**Instructions to follow**
Your task is to output the data exactly as it stands.

+++++

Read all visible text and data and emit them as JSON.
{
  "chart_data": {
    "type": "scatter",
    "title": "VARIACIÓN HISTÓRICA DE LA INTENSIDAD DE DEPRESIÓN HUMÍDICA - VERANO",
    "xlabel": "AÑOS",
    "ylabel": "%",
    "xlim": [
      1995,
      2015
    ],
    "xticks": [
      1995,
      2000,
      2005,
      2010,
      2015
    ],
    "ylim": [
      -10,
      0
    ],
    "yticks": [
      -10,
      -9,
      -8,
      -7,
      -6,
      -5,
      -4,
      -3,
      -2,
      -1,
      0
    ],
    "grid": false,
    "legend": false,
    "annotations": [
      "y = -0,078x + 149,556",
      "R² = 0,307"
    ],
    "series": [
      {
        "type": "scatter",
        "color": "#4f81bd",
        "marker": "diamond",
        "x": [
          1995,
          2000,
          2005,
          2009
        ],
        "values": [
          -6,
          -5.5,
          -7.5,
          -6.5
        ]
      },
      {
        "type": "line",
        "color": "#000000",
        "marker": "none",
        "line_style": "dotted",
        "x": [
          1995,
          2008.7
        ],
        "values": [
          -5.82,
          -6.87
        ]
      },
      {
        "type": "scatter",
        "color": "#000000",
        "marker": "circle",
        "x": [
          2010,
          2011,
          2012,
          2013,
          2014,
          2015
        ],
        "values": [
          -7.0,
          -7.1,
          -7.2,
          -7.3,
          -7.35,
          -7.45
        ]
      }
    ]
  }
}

+++++

**Full answer**
Read all visible text and data and emit them as JSON.
{
  "chart_data": {
    "type": "scatter",
    "title": "VARIACIÓN HISTÓRICA DE LA INTENSIDAD DE DEPRESIÓN HUMÍDICA - VERANO",
    "xlabel": "AÑOS",
    "ylabel": "%",
    "xlim": [
      1995,
      2015
    ],
    "xticks": [
      1995,
      2000,
      2005,
      2010,
      2015
    ],
    "ylim": [
      -10,
      0
    ],
    "yticks": [
      -10,
      -9,
      -8,
      -7,
      -6,
      -5,
      -4,
      -3,
      -2,
      -1,
      0
    ],
    "grid": false,
    "legend": false,
    "annotations": [
      "y = -0,078x + 149,556",
      "R² = 0,307"
    ],
    "series": [
      {
        "type": "scatter",
        "color": "#4f81bd",
        "marker": "diamond",
        "x": [
          1995,
          2000,
          2005,
          2009
        ],
        "values": [
          -6,
          -5.5,
          -7.5,
          -6.5
        ]
      },
      {
        "type": "line",
        "color": "#000000",
        "marker": "none",
        "line_style": "dotted",
        "x": [
          1995,
          2008.7
        ],
        "values": [
          -5.82,
          -6.87
        ]
      },
      {
        "type": "scatter",
        "color": "#000000",
        "marker": "circle",
        "x": [
          2010,
          2011,
          2012,
          2013,
          2014,
          2015
        ],
        "values": [
          -7.0,
          -7.1,
          -7.2,
          -7.3,
          -7.35,
          -7.45
        ]
      }
    ]
  }
}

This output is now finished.